(Instruction):
Take the material below and retype it in full; pictures are left out.

(Provided records):

++++++++

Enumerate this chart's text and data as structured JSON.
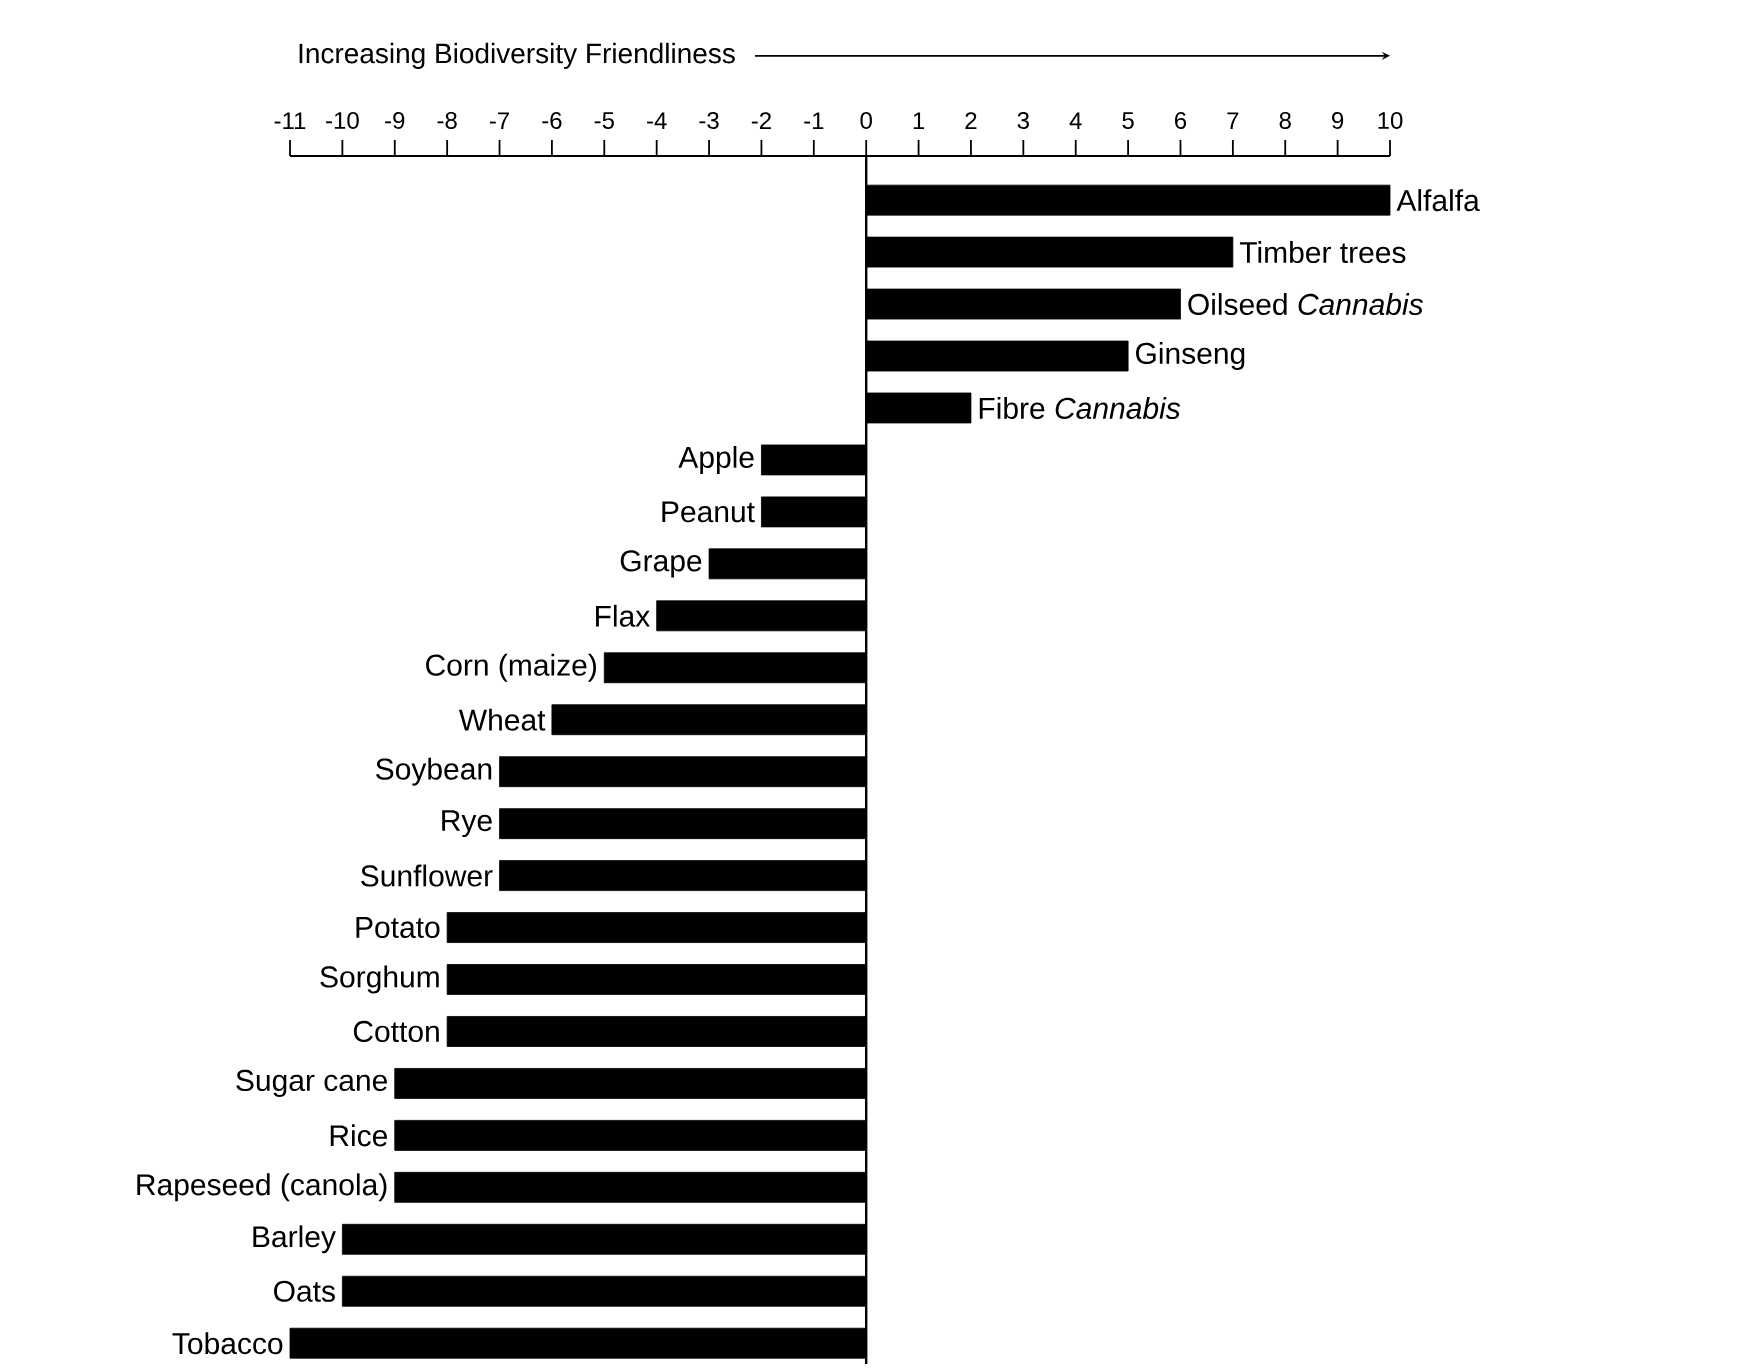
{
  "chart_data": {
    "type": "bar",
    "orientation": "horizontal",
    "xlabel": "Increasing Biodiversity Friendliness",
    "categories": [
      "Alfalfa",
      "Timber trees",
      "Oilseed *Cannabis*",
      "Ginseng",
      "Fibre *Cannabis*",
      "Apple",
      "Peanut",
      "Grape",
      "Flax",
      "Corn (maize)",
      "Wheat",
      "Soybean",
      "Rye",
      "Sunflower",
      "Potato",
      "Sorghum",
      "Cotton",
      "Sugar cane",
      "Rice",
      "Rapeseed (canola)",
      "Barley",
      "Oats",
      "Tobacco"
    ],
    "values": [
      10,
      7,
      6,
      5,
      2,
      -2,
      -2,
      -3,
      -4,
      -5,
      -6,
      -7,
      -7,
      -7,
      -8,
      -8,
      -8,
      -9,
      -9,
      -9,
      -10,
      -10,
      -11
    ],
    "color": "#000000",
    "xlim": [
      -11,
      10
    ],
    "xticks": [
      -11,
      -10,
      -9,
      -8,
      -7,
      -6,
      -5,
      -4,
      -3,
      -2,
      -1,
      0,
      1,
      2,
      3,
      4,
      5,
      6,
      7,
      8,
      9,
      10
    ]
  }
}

++++++++

(Result for this exercise):
Enumerate this chart's text and data as structured JSON.
{
  "chart_data": {
    "type": "bar",
    "orientation": "horizontal",
    "xlabel": "Increasing Biodiversity Friendliness",
    "categories": [
      "Alfalfa",
      "Timber trees",
      "Oilseed *Cannabis*",
      "Ginseng",
      "Fibre *Cannabis*",
      "Apple",
      "Peanut",
      "Grape",
      "Flax",
      "Corn (maize)",
      "Wheat",
      "Soybean",
      "Rye",
      "Sunflower",
      "Potato",
      "Sorghum",
      "Cotton",
      "Sugar cane",
      "Rice",
      "Rapeseed (canola)",
      "Barley",
      "Oats",
      "Tobacco"
    ],
    "values": [
      10,
      7,
      6,
      5,
      2,
      -2,
      -2,
      -3,
      -4,
      -5,
      -6,
      -7,
      -7,
      -7,
      -8,
      -8,
      -8,
      -9,
      -9,
      -9,
      -10,
      -10,
      -11
    ],
    "color": "#000000",
    "xlim": [
      -11,
      10
    ],
    "xticks": [
      -11,
      -10,
      -9,
      -8,
      -7,
      -6,
      -5,
      -4,
      -3,
      -2,
      -1,
      0,
      1,
      2,
      3,
      4,
      5,
      6,
      7,
      8,
      9,
      10
    ]
  }
}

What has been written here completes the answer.